_Written task_
Extract every line below that contains the word "content".

++++

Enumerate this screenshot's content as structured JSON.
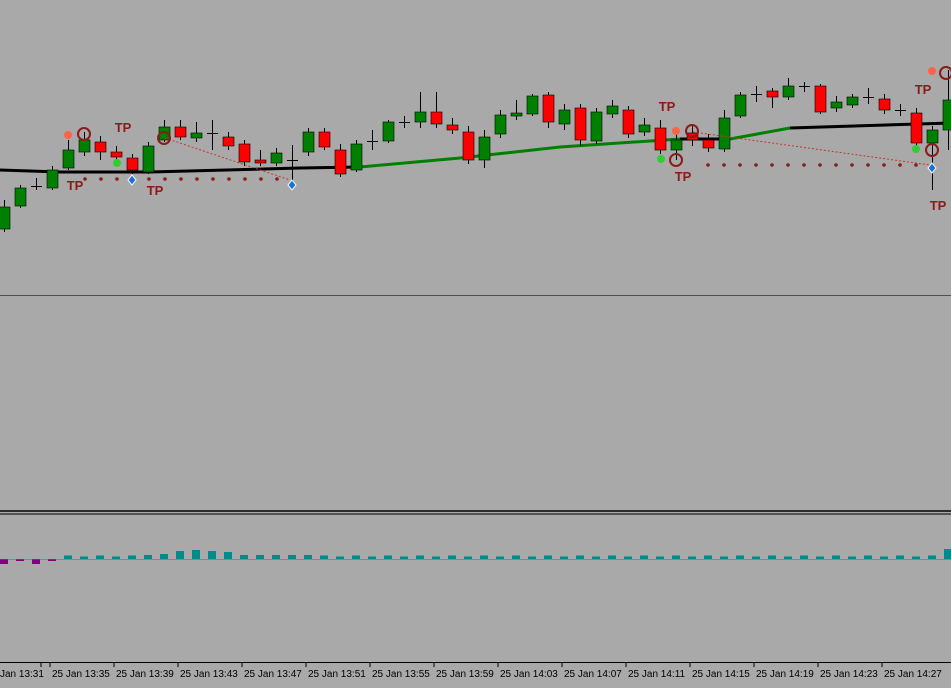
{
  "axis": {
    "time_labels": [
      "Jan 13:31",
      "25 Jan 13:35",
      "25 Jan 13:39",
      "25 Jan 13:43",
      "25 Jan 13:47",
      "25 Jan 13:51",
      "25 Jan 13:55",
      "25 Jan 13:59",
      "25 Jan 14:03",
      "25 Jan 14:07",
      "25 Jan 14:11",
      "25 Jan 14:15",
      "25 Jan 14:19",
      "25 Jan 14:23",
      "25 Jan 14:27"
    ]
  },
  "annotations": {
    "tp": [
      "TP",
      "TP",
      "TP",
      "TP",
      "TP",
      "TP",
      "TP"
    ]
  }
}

++++

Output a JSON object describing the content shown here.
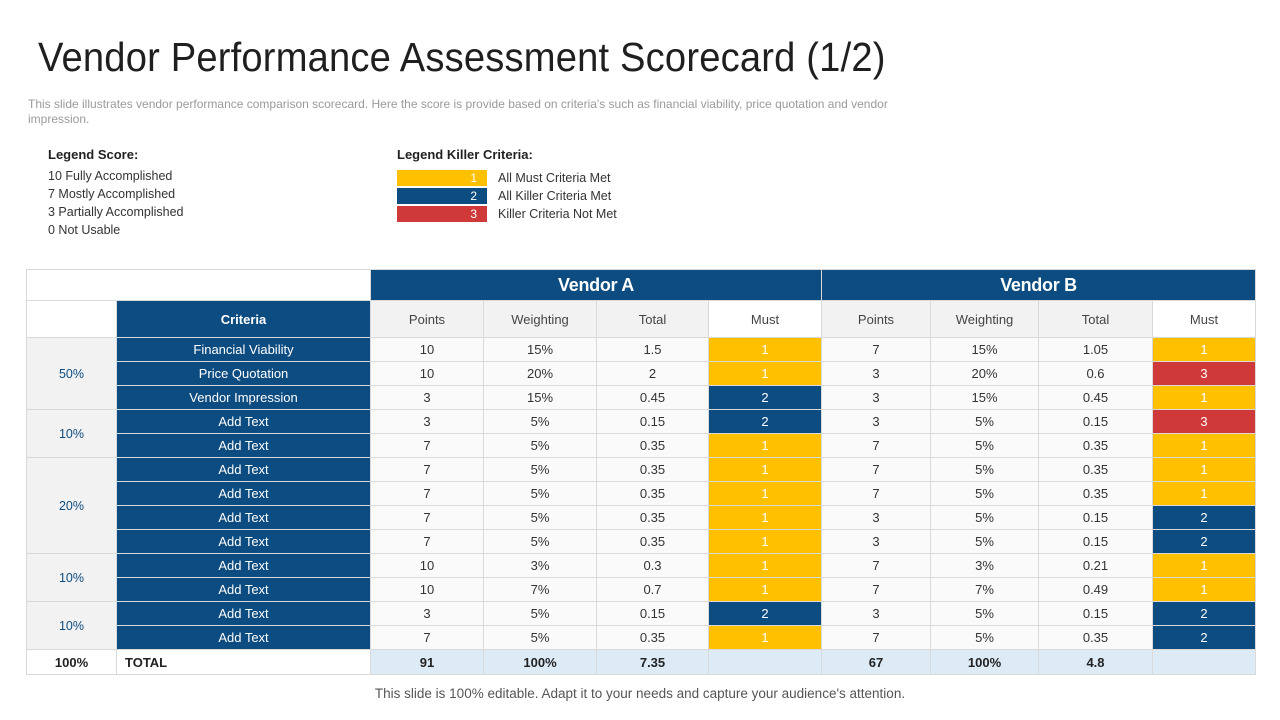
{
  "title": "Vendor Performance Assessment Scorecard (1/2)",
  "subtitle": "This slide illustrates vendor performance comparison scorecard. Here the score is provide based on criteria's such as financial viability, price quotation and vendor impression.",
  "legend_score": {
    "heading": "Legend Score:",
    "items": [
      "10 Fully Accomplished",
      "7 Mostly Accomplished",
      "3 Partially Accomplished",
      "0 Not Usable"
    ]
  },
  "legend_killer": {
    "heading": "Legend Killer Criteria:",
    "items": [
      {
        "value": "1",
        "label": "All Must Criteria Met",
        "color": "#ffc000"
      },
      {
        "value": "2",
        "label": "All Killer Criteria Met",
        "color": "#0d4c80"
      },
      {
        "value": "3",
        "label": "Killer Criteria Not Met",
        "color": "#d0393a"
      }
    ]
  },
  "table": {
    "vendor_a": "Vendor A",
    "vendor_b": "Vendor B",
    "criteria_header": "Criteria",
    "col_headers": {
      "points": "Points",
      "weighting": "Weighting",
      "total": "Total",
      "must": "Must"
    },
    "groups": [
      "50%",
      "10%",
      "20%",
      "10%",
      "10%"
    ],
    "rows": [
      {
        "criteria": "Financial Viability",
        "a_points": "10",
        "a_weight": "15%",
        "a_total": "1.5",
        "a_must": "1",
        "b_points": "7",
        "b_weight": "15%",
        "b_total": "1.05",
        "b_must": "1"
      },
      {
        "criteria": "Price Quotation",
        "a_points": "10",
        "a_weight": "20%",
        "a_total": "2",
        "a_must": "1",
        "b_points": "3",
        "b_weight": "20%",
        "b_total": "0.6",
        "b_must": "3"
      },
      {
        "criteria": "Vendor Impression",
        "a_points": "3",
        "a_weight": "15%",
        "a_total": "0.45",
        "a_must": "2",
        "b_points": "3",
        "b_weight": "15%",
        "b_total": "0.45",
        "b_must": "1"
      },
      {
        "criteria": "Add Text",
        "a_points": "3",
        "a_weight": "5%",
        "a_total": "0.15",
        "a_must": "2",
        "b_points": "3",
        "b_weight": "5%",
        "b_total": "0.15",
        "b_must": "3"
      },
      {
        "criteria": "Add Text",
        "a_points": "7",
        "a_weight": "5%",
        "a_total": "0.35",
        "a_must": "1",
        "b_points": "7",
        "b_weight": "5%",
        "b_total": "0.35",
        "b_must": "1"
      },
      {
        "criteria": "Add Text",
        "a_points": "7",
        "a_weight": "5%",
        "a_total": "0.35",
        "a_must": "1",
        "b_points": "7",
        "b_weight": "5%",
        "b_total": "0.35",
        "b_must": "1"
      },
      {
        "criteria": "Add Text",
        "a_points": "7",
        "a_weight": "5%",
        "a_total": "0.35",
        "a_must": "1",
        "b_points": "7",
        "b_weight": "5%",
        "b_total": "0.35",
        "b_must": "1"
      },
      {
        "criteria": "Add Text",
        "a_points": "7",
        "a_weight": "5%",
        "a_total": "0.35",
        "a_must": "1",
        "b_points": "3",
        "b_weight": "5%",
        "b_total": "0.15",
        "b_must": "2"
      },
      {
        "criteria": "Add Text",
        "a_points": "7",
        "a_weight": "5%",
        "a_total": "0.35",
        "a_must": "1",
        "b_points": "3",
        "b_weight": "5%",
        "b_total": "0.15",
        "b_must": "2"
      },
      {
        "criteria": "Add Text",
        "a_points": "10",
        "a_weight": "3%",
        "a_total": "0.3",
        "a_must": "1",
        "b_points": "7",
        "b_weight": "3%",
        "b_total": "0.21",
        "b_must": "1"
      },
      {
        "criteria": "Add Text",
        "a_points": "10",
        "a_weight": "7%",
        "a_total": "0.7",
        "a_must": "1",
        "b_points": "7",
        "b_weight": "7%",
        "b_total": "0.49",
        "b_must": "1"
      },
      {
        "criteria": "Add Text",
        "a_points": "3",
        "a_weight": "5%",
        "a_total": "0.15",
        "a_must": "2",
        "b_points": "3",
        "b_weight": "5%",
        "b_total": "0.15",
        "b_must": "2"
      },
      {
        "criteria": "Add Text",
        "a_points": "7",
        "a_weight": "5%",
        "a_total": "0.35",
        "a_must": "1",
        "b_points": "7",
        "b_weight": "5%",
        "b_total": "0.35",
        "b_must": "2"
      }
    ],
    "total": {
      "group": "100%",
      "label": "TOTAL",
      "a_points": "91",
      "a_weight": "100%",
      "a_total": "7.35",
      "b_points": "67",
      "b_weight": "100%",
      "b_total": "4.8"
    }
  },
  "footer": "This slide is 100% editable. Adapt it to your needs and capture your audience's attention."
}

++++

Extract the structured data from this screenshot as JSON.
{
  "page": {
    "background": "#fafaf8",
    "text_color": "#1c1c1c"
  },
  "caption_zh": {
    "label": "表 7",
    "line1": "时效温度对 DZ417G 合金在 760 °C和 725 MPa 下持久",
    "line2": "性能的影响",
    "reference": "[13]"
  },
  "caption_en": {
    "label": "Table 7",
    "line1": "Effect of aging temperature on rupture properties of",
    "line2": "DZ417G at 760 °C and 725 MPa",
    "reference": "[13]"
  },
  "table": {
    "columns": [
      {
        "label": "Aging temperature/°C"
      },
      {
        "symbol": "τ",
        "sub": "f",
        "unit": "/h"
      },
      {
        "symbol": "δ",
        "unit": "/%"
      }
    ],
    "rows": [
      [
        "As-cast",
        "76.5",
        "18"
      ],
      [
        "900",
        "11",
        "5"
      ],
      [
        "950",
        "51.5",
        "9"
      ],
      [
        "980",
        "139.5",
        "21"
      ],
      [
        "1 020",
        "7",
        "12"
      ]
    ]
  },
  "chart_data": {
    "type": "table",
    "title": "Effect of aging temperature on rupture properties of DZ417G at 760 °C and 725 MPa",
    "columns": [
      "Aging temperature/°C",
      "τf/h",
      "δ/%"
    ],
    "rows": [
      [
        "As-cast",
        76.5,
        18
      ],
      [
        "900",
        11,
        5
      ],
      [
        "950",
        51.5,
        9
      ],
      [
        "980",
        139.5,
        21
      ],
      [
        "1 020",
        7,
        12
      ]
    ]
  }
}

++++

_Reply_
Enumerate this screenshot's content as structured JSON.
Output a JSON object describing the content shown here.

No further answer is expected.